→ GIVEN PROBLEM
Write the material out again exactly as it stands.

[Dataset entries]

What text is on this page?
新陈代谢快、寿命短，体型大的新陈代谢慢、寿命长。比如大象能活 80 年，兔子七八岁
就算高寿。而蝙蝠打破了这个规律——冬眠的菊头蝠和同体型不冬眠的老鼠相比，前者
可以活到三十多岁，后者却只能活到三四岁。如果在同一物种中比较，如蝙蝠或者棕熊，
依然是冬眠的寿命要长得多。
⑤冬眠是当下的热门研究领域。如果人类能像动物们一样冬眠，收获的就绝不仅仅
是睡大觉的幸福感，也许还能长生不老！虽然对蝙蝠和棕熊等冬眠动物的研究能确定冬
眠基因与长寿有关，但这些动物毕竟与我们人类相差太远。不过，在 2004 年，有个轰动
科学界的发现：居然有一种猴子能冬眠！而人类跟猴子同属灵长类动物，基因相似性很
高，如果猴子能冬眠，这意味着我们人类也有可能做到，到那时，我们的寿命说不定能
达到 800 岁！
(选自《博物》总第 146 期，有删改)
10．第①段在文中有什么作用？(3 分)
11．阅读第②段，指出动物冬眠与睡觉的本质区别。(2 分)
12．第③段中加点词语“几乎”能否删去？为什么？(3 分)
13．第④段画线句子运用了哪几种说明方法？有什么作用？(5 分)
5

→ OUTPUT FOR THIS EXERCISE
What text is on this page?
新陈代谢快、寿命短，体型大的新陈代谢慢、寿命长。比如大象能活 80 年，兔子七八岁
就算高寿。而蝙蝠打破了这个规律——冬眠的菊头蝠和同体型不冬眠的老鼠相比，前者
可以活到三十多岁，后者却只能活到三四岁。如果在同一物种中比较，如蝙蝠或者棕熊，
依然是冬眠的寿命要长得多。
⑤冬眠是当下的热门研究领域。如果人类能像动物们一样冬眠，收获的就绝不仅仅
是睡大觉的幸福感，也许还能长生不老！虽然对蝙蝠和棕熊等冬眠动物的研究能确定冬
眠基因与长寿有关，但这些动物毕竟与我们人类相差太远。不过，在 2004 年，有个轰动
科学界的发现：居然有一种猴子能冬眠！而人类跟猴子同属灵长类动物，基因相似性很
高，如果猴子能冬眠，这意味着我们人类也有可能做到，到那时，我们的寿命说不定能
达到 800 岁！
(选自《博物》总第 146 期，有删改)
10．第①段在文中有什么作用？(3 分)
11．阅读第②段，指出动物冬眠与睡觉的本质区别。(2 分)
12．第③段中加点词语“几乎”能否删去？为什么？(3 分)
13．第④段画线句子运用了哪几种说明方法？有什么作用？(5 分)
5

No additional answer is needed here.